» **Information given**:
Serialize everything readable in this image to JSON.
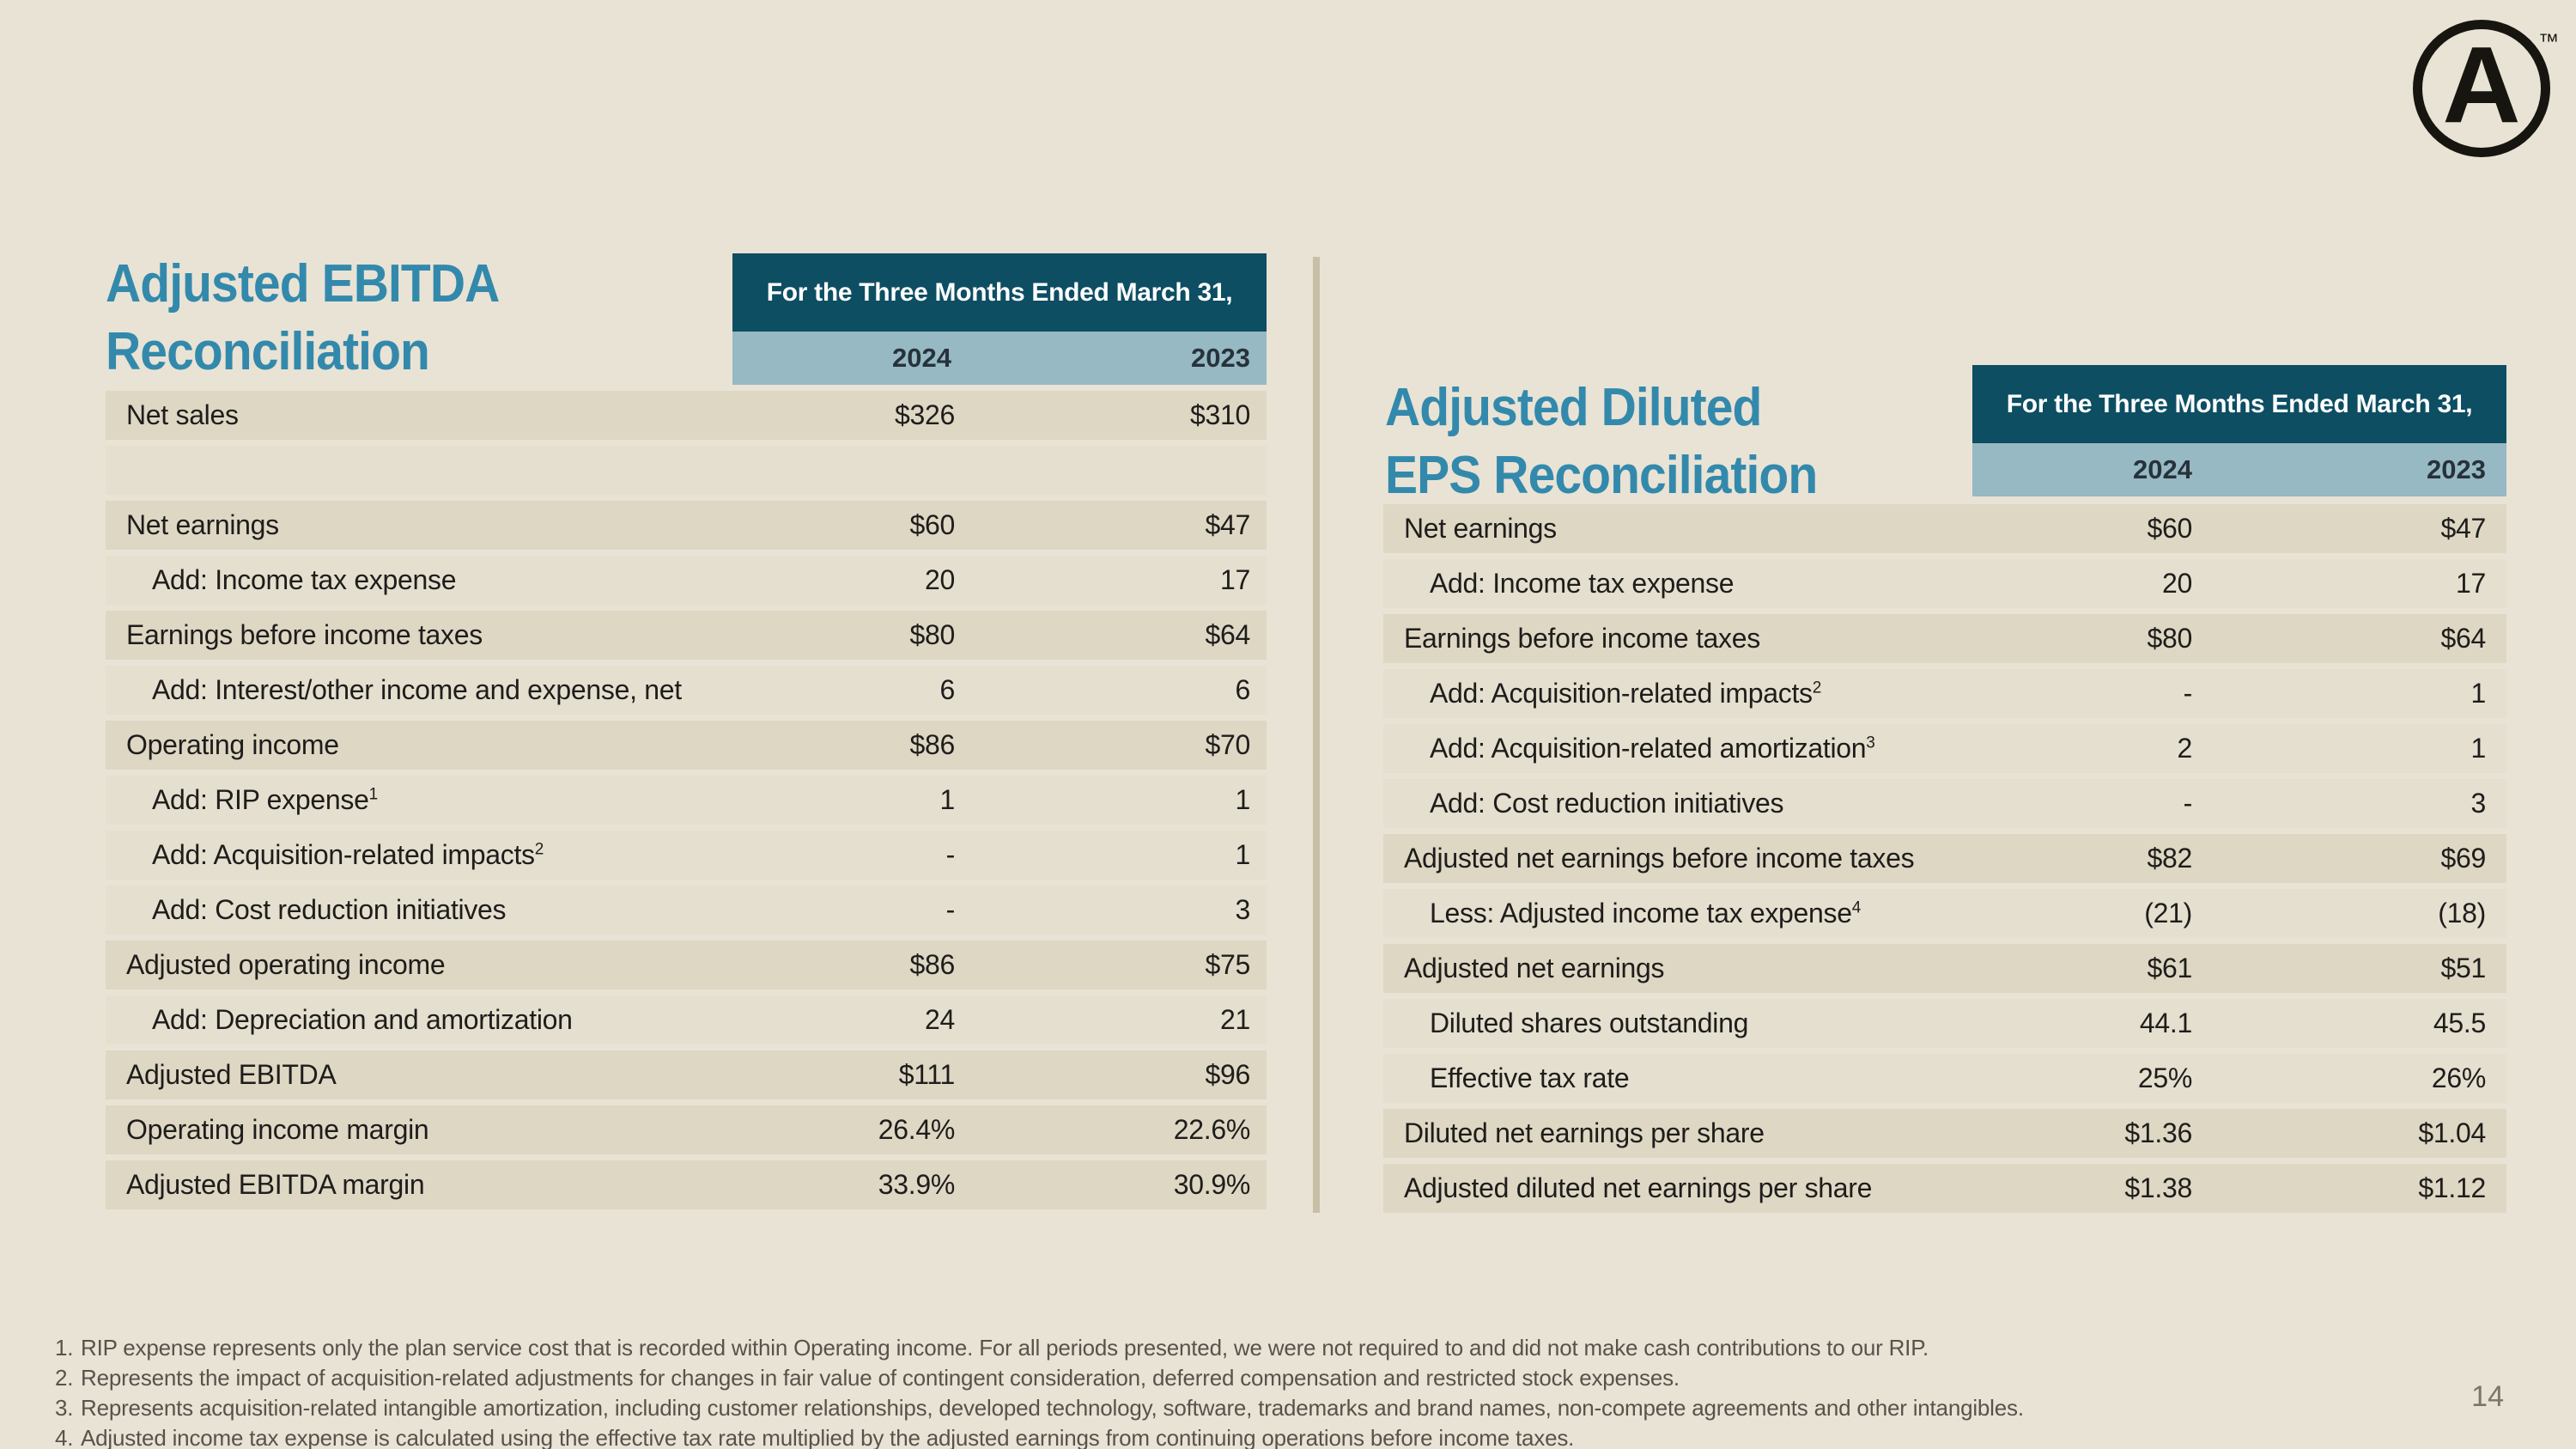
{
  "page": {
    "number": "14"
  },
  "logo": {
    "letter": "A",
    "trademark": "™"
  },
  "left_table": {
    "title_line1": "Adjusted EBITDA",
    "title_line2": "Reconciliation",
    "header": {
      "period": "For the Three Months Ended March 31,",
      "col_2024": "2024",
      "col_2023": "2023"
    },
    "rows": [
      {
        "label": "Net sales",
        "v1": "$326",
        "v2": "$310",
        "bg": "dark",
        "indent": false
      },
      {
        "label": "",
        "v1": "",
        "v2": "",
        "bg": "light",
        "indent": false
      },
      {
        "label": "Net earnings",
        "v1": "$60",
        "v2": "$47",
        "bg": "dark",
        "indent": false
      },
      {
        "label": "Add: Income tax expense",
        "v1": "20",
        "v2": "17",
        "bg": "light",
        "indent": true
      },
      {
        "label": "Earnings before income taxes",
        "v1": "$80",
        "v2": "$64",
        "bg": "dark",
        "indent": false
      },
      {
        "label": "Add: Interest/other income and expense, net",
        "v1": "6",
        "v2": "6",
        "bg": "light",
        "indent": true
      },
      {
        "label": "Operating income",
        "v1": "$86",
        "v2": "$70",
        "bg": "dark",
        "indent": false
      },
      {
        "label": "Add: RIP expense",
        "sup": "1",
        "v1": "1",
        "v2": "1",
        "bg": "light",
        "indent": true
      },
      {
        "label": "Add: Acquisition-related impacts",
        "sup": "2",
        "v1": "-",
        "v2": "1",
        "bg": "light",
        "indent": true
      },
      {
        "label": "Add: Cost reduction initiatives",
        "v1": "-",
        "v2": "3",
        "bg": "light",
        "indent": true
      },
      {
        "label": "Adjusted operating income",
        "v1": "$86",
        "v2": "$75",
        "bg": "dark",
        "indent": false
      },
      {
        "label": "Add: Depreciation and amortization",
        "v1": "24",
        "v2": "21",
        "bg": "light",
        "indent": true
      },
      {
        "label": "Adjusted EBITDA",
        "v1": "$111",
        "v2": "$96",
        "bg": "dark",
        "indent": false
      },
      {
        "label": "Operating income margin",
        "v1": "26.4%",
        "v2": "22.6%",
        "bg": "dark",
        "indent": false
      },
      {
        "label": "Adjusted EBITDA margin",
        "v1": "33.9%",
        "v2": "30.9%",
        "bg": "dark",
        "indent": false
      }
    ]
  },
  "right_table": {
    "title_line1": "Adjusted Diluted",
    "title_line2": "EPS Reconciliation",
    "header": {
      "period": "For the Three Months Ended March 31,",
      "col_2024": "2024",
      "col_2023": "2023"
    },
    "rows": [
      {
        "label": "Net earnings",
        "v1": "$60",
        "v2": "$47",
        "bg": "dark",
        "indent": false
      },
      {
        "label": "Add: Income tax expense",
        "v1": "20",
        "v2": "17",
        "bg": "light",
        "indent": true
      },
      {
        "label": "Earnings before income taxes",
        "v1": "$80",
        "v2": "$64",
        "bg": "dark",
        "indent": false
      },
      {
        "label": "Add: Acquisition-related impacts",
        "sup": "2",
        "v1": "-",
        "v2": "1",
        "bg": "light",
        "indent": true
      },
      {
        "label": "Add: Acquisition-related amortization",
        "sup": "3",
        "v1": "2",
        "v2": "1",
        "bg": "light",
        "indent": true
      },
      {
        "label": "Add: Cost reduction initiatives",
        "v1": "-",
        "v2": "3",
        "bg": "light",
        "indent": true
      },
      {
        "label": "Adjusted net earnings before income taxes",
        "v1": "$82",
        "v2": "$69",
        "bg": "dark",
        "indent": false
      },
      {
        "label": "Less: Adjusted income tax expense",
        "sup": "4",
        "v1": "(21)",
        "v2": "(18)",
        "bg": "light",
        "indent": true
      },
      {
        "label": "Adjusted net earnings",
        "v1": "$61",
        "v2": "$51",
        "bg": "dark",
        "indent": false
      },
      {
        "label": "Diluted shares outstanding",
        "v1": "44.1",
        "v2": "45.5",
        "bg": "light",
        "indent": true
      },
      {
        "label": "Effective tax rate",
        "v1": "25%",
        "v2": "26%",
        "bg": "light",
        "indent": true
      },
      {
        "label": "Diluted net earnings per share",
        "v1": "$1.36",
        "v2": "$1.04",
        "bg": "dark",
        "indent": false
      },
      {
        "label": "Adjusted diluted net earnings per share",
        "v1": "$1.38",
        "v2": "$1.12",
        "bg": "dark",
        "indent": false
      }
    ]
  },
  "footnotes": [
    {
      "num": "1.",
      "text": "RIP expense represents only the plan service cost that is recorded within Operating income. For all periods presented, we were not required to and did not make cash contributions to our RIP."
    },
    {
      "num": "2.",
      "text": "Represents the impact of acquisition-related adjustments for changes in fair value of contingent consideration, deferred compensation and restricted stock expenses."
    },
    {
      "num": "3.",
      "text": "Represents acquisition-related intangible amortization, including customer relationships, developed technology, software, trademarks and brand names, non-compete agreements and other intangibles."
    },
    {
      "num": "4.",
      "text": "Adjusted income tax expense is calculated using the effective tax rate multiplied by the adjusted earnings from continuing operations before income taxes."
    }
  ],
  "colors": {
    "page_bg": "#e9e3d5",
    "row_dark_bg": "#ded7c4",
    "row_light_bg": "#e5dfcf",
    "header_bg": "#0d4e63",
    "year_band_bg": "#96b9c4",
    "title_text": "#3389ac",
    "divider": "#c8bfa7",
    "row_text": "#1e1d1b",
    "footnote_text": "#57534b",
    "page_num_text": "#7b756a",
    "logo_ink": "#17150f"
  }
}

» **What is asked**: Go through the material above and count the lines that contain "taxes"; answer with the number alone.

» **Correct output**: 4